= Information shown =
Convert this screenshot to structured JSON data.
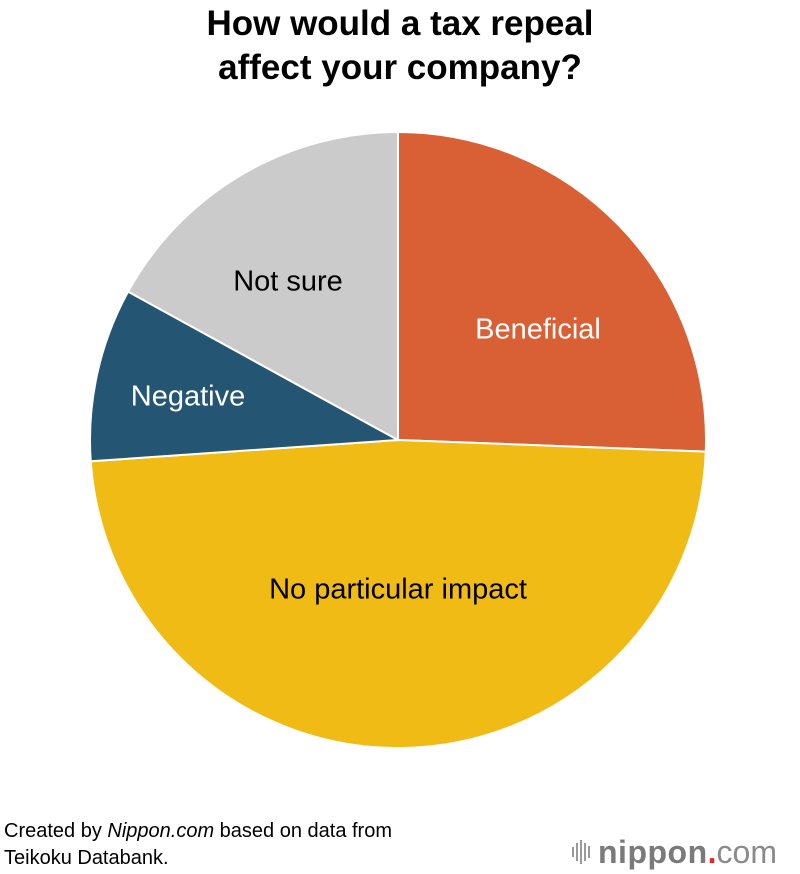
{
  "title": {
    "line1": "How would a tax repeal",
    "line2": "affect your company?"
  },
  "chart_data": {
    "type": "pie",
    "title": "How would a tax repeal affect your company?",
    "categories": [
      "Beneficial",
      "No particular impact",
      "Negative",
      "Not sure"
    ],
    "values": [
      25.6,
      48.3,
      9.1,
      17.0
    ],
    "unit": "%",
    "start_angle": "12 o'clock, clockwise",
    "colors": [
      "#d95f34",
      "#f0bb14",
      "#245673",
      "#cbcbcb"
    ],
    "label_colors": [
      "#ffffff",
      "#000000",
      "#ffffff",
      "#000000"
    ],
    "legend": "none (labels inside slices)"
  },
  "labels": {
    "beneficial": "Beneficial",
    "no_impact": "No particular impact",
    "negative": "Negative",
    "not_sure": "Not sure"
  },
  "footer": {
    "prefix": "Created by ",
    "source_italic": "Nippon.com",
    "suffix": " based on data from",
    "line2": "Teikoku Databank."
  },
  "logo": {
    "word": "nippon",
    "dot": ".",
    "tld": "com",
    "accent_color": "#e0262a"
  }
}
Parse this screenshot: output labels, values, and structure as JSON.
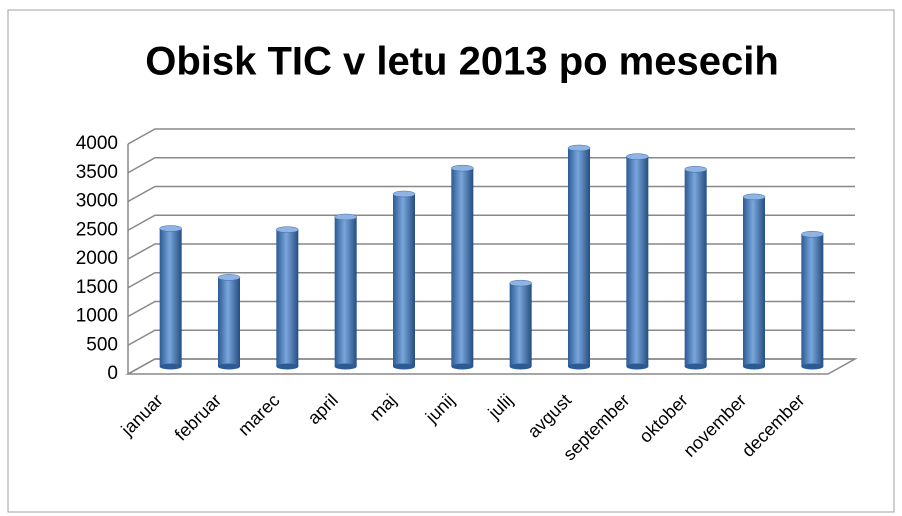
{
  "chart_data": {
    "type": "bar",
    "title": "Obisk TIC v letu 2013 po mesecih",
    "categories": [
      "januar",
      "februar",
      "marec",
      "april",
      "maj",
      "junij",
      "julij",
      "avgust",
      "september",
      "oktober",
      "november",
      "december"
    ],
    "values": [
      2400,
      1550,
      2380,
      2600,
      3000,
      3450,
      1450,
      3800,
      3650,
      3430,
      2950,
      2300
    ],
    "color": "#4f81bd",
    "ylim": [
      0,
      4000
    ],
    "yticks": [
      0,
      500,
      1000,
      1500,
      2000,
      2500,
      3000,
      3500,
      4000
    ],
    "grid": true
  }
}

= Problem =
Apart from the pictures, the entries above are to be repeated in full and exactly.

= Solved exercise =
Convert this screenshot to structured JSON data.
{
  "title": {
    "line1": "How would a tax repeal",
    "line2": "affect your company?"
  },
  "chart_data": {
    "type": "pie",
    "title": "How would a tax repeal affect your company?",
    "categories": [
      "Beneficial",
      "No particular impact",
      "Negative",
      "Not sure"
    ],
    "values": [
      25.6,
      48.3,
      9.1,
      17.0
    ],
    "unit": "%",
    "start_angle": "12 o'clock, clockwise",
    "colors": [
      "#d95f34",
      "#f0bb14",
      "#245673",
      "#cbcbcb"
    ],
    "label_colors": [
      "#ffffff",
      "#000000",
      "#ffffff",
      "#000000"
    ],
    "legend": "none (labels inside slices)"
  },
  "labels": {
    "beneficial": "Beneficial",
    "no_impact": "No particular impact",
    "negative": "Negative",
    "not_sure": "Not sure"
  },
  "footer": {
    "prefix": "Created by ",
    "source_italic": "Nippon.com",
    "suffix": " based on data from",
    "line2": "Teikoku Databank."
  },
  "logo": {
    "word": "nippon",
    "dot": ".",
    "tld": "com",
    "accent_color": "#e0262a"
  }
}
Parse this screenshot: output labels, values, and structure as JSON.
{
  "chart_data": {
    "type": "bar",
    "title": "Obisk TIC v letu 2013 po mesecih",
    "categories": [
      "januar",
      "februar",
      "marec",
      "april",
      "maj",
      "junij",
      "julij",
      "avgust",
      "september",
      "oktober",
      "november",
      "december"
    ],
    "values": [
      2400,
      1550,
      2380,
      2600,
      3000,
      3450,
      1450,
      3800,
      3650,
      3430,
      2950,
      2300
    ],
    "color": "#4f81bd",
    "ylim": [
      0,
      4000
    ],
    "yticks": [
      0,
      500,
      1000,
      1500,
      2000,
      2500,
      3000,
      3500,
      4000
    ],
    "grid": true
  }
}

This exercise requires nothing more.